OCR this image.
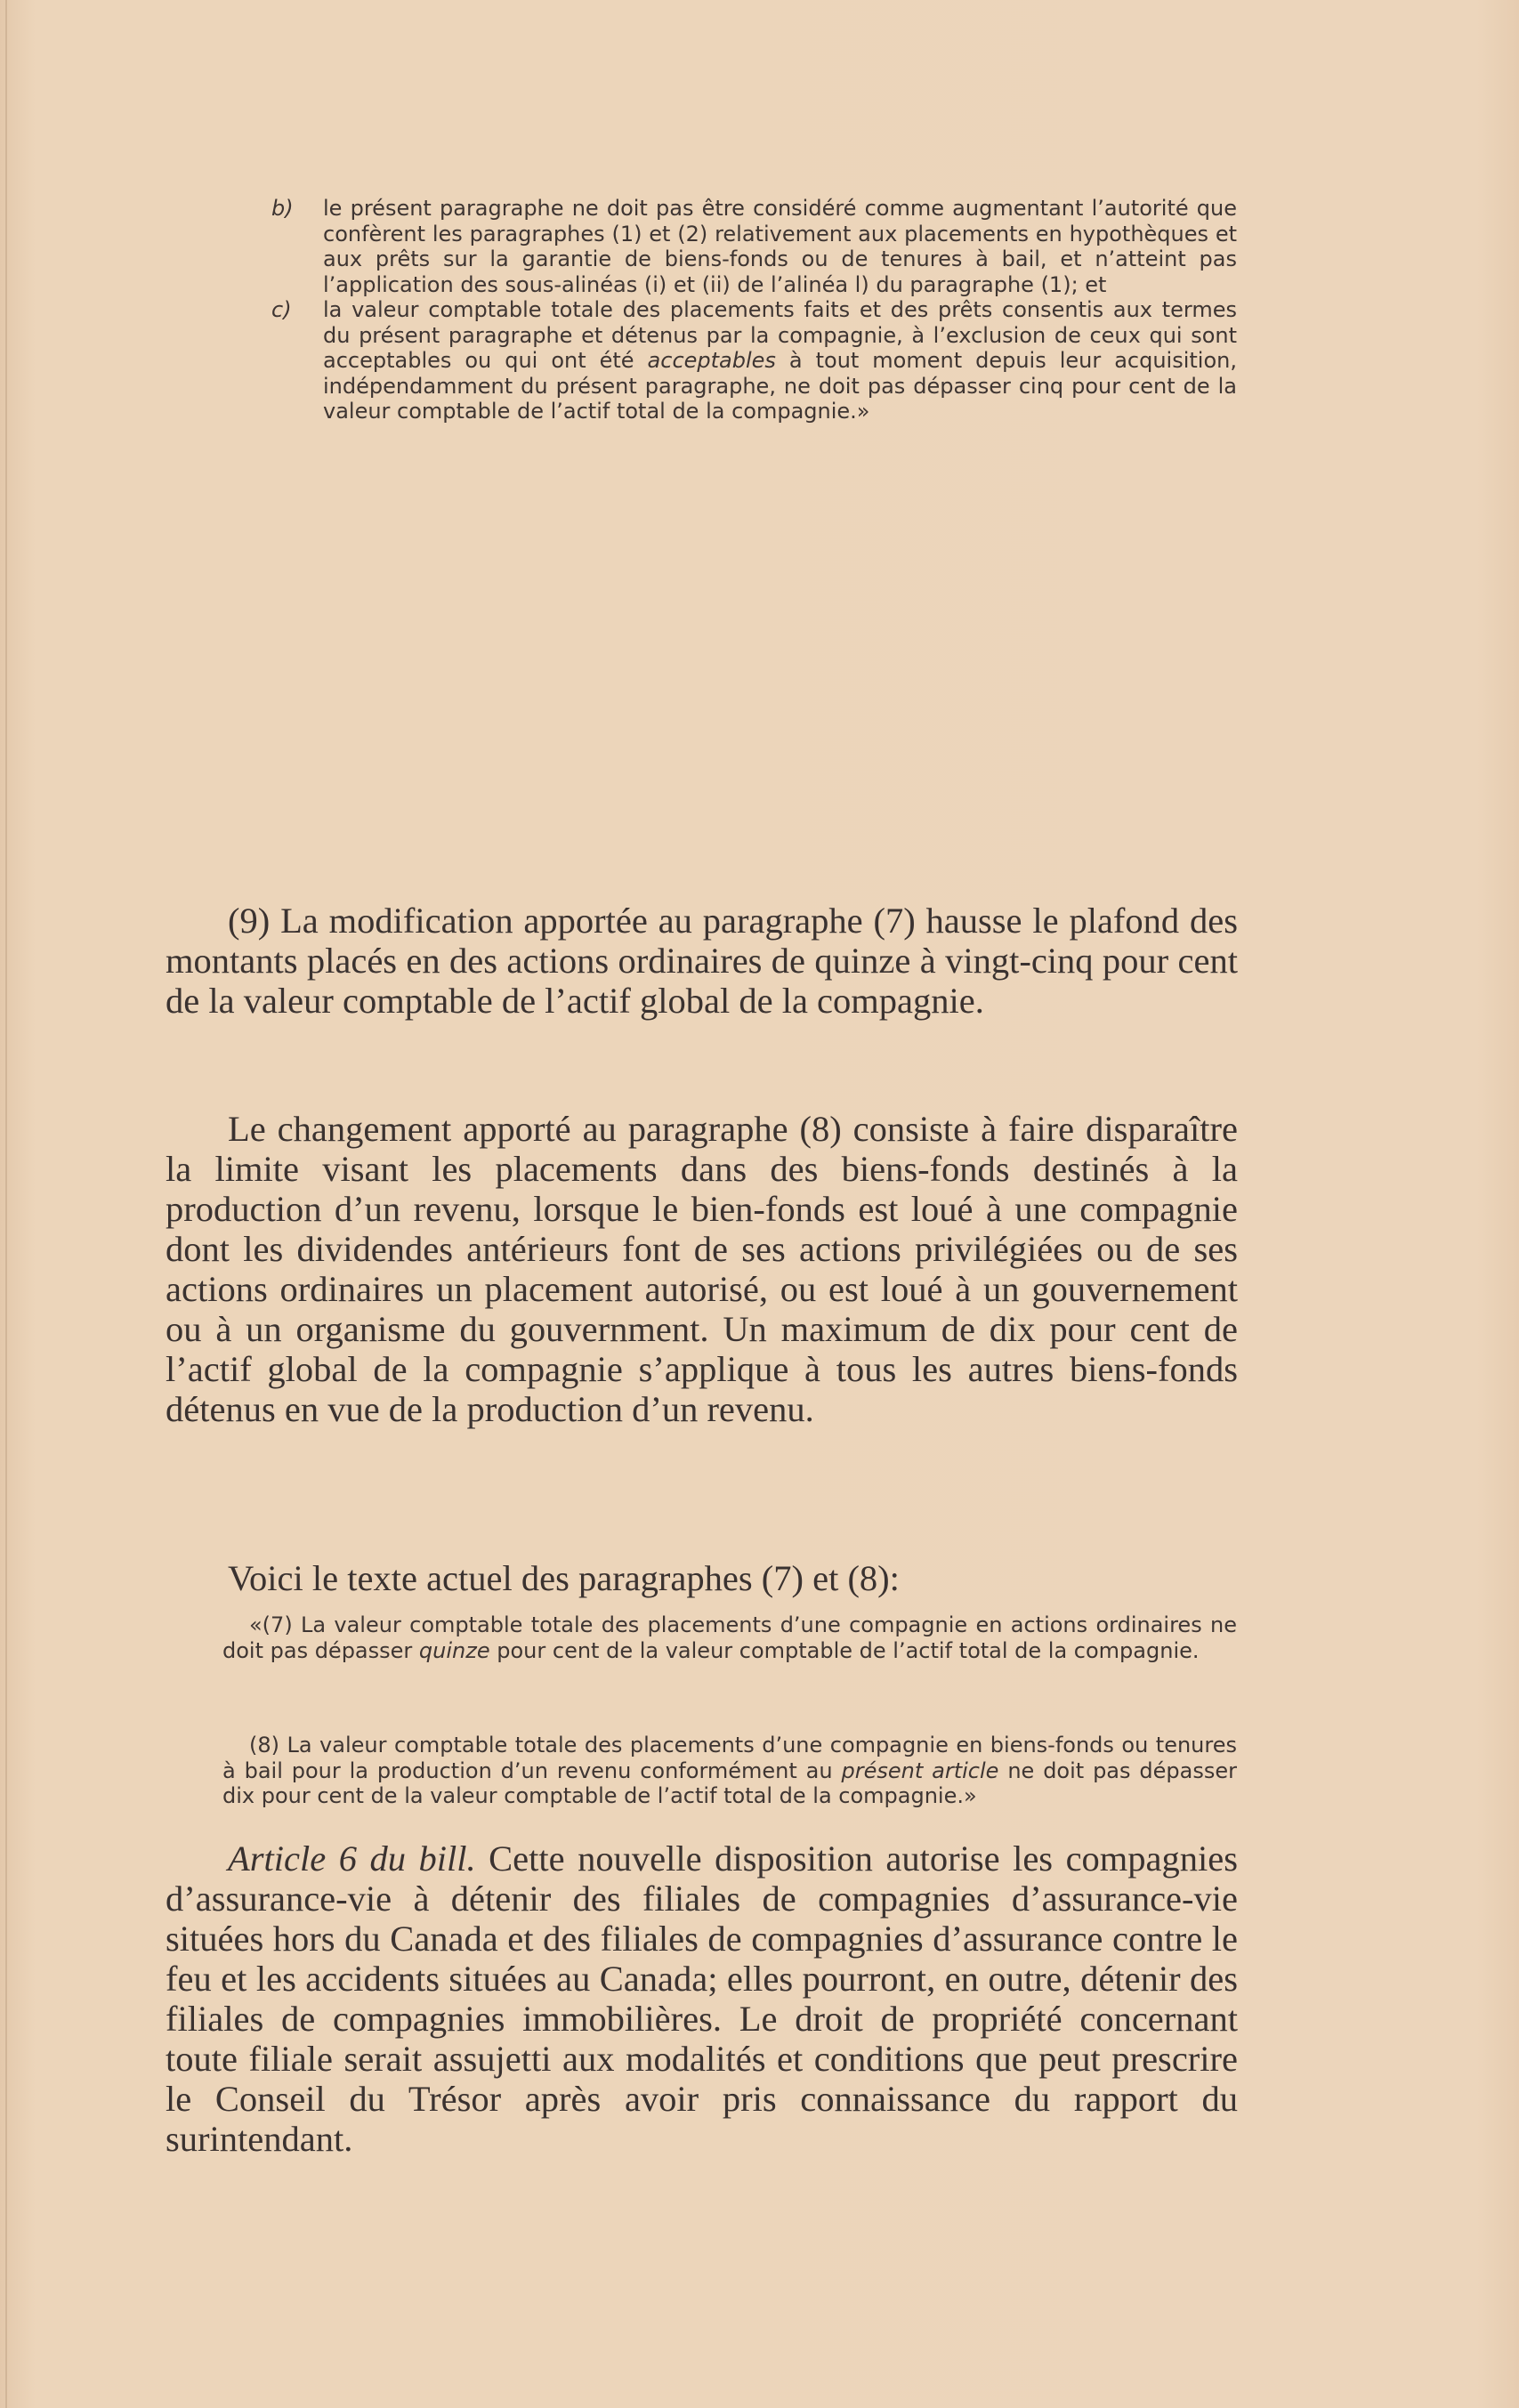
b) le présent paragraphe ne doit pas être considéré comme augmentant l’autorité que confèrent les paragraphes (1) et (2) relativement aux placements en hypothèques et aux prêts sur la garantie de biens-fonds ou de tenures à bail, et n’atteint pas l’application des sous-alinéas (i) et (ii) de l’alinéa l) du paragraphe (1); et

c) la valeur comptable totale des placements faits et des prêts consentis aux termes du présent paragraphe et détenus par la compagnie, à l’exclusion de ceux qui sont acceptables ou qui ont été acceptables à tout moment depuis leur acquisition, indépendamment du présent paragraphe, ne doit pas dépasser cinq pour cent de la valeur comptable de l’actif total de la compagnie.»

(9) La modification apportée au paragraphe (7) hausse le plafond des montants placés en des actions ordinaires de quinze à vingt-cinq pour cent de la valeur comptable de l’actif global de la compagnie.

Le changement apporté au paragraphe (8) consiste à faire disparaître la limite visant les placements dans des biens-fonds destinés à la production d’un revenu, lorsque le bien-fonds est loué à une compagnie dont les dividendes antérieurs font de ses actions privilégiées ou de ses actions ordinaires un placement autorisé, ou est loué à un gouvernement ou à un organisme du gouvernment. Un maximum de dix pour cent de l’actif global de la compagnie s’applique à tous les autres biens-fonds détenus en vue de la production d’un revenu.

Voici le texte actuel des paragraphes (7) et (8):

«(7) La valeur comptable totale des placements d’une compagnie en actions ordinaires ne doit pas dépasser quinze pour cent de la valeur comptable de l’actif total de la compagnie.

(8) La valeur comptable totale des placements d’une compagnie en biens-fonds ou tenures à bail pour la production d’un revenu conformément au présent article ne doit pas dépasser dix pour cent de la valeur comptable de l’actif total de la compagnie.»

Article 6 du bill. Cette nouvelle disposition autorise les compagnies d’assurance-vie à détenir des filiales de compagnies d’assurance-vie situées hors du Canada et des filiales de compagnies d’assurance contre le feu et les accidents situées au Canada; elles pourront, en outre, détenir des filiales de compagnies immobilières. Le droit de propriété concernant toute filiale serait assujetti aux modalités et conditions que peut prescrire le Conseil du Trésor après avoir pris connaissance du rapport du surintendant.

TASK OBJECTIVE >> Return the records exactly. Don't carry the pictures over.

THE SOLUTION >>
OCR this image.
b) le présent paragraphe ne doit pas être considéré comme augmentant l’autorité que confèrent les paragraphes (1) et (2) relativement aux placements en hypothèques et aux prêts sur la garantie de biens-fonds ou de tenures à bail, et n’atteint pas l’application des sous-alinéas (i) et (ii) de l’alinéa l) du paragraphe (1); et

c) la valeur comptable totale des placements faits et des prêts consentis aux termes du présent paragraphe et détenus par la compagnie, à l’exclusion de ceux qui sont acceptables ou qui ont été acceptables à tout moment depuis leur acquisition, indépendamment du présent paragraphe, ne doit pas dépasser cinq pour cent de la valeur comptable de l’actif total de la compagnie.»

(9) La modification apportée au paragraphe (7) hausse le plafond des montants placés en des actions ordinaires de quinze à vingt-cinq pour cent de la valeur comptable de l’actif global de la compagnie.

Le changement apporté au paragraphe (8) consiste à faire disparaître la limite visant les placements dans des biens-fonds destinés à la production d’un revenu, lorsque le bien-fonds est loué à une compagnie dont les dividendes antérieurs font de ses actions privilégiées ou de ses actions ordinaires un placement autorisé, ou est loué à un gouvernement ou à un organisme du gouvernment. Un maximum de dix pour cent de l’actif global de la compagnie s’applique à tous les autres biens-fonds détenus en vue de la production d’un revenu.

Voici le texte actuel des paragraphes (7) et (8):

«(7) La valeur comptable totale des placements d’une compagnie en actions ordinaires ne doit pas dépasser quinze pour cent de la valeur comptable de l’actif total de la compagnie.

(8) La valeur comptable totale des placements d’une compagnie en biens-fonds ou tenures à bail pour la production d’un revenu conformément au présent article ne doit pas dépasser dix pour cent de la valeur comptable de l’actif total de la compagnie.»

Article 6 du bill. Cette nouvelle disposition autorise les compagnies d’assurance-vie à détenir des filiales de compagnies d’assurance-vie situées hors du Canada et des filiales de compagnies d’assurance contre le feu et les accidents situées au Canada; elles pourront, en outre, détenir des filiales de compagnies immobilières. Le droit de propriété concernant toute filiale serait assujetti aux modalités et conditions que peut prescrire le Conseil du Trésor après avoir pris connaissance du rapport du surintendant.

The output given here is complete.